───── Dataset excerpts ─────

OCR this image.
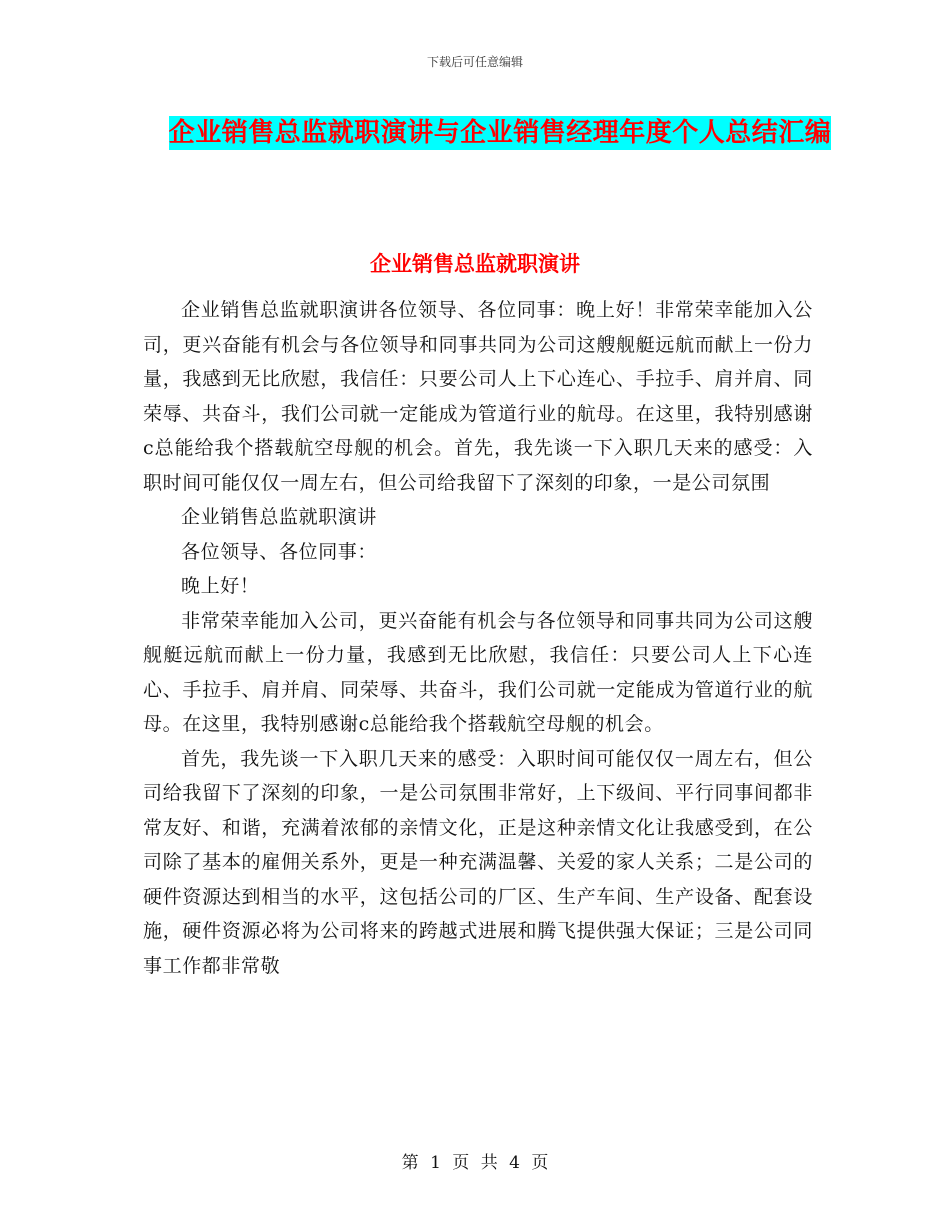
下载后可任意编辑
企业销售总监就职演讲与企业销售经理年度个人总结汇编
企业销售总监就职演讲

企业销售总监就职演讲各位领导、各位同事：晚上好！非常荣幸能加入公司，更兴奋能有机会与各位领导和同事共同为公司这艘舰艇远航而献上一份力量，我感到无比欣慰，我信任：只要公司人上下心连心、手拉手、肩并肩、同荣辱、共奋斗，我们公司就一定能成为管道行业的航母。在这里，我特别感谢c总能给我个搭载航空母舰的机会。首先，我先谈一下入职几天来的感受：入职时间可能仅仅一周左右，但公司给我留下了深刻的印象，一是公司氛围

企业销售总监就职演讲

各位领导、各位同事：

晚上好！

非常荣幸能加入公司，更兴奋能有机会与各位领导和同事共同为公司这艘舰艇远航而献上一份力量，我感到无比欣慰，我信任：只要公司人上下心连心、手拉手、肩并肩、同荣辱、共奋斗，我们公司就一定能成为管道行业的航母。在这里，我特别感谢c总能给我个搭载航空母舰的机会。

首先，我先谈一下入职几天来的感受：入职时间可能仅仅一周左右，但公司给我留下了深刻的印象，一是公司氛围非常好，上下级间、平行同事间都非常友好、和谐，充满着浓郁的亲情文化，正是这种亲情文化让我感受到，在公司除了基本的雇佣关系外，更是一种充满温馨、关爱的家人关系；二是公司的硬件资源达到相当的水平，这包括公司的厂区、生产车间、生产设备、配套设施，硬件资源必将为公司将来的跨越式进展和腾飞提供强大保证；三是公司同事工作都非常敬

第 1 页 共 4 页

─────

#### [Work to be completed]
Reproduce every line above as written, skipping pictures.

#### [Worked answer]
OCR this image.
下载后可任意编辑
企业销售总监就职演讲与企业销售经理年度个人总结汇编
企业销售总监就职演讲

企业销售总监就职演讲各位领导、各位同事：晚上好！非常荣幸能加入公司，更兴奋能有机会与各位领导和同事共同为公司这艘舰艇远航而献上一份力量，我感到无比欣慰，我信任：只要公司人上下心连心、手拉手、肩并肩、同荣辱、共奋斗，我们公司就一定能成为管道行业的航母。在这里，我特别感谢c总能给我个搭载航空母舰的机会。首先，我先谈一下入职几天来的感受：入职时间可能仅仅一周左右，但公司给我留下了深刻的印象，一是公司氛围

企业销售总监就职演讲

各位领导、各位同事：

晚上好！

非常荣幸能加入公司，更兴奋能有机会与各位领导和同事共同为公司这艘舰艇远航而献上一份力量，我感到无比欣慰，我信任：只要公司人上下心连心、手拉手、肩并肩、同荣辱、共奋斗，我们公司就一定能成为管道行业的航母。在这里，我特别感谢c总能给我个搭载航空母舰的机会。

首先，我先谈一下入职几天来的感受：入职时间可能仅仅一周左右，但公司给我留下了深刻的印象，一是公司氛围非常好，上下级间、平行同事间都非常友好、和谐，充满着浓郁的亲情文化，正是这种亲情文化让我感受到，在公司除了基本的雇佣关系外，更是一种充满温馨、关爱的家人关系；二是公司的硬件资源达到相当的水平，这包括公司的厂区、生产车间、生产设备、配套设施，硬件资源必将为公司将来的跨越式进展和腾飞提供强大保证；三是公司同事工作都非常敬

第 1 页 共 4 页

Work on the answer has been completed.